- _INFORMATION SHOWN_

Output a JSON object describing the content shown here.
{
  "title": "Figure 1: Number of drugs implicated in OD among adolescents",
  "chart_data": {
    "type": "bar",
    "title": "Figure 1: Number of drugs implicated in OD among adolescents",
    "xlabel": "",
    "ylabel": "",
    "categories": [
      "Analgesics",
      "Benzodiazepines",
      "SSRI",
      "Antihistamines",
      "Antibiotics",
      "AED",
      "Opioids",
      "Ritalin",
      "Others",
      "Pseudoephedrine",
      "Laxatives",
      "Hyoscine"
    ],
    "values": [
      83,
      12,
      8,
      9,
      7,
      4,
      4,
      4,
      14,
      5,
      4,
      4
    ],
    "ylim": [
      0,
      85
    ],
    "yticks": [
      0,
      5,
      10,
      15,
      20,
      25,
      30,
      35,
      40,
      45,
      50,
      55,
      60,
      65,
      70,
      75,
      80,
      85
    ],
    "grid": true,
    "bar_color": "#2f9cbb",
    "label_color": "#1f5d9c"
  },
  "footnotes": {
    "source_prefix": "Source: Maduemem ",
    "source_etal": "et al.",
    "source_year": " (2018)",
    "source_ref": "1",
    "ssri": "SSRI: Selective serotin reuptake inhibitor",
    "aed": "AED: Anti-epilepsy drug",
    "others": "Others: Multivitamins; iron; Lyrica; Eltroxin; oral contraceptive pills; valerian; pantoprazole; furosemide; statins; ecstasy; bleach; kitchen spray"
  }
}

- _WHAT YOU NEED TO DO_
From the listing, copy every line where the string "adolescents" appears.

- _SOLUTION TO THIS TASK_
  "title": "Figure 1: Number of drugs implicated in OD among adolescents",
    "title": "Figure 1: Number of drugs implicated in OD among adolescents",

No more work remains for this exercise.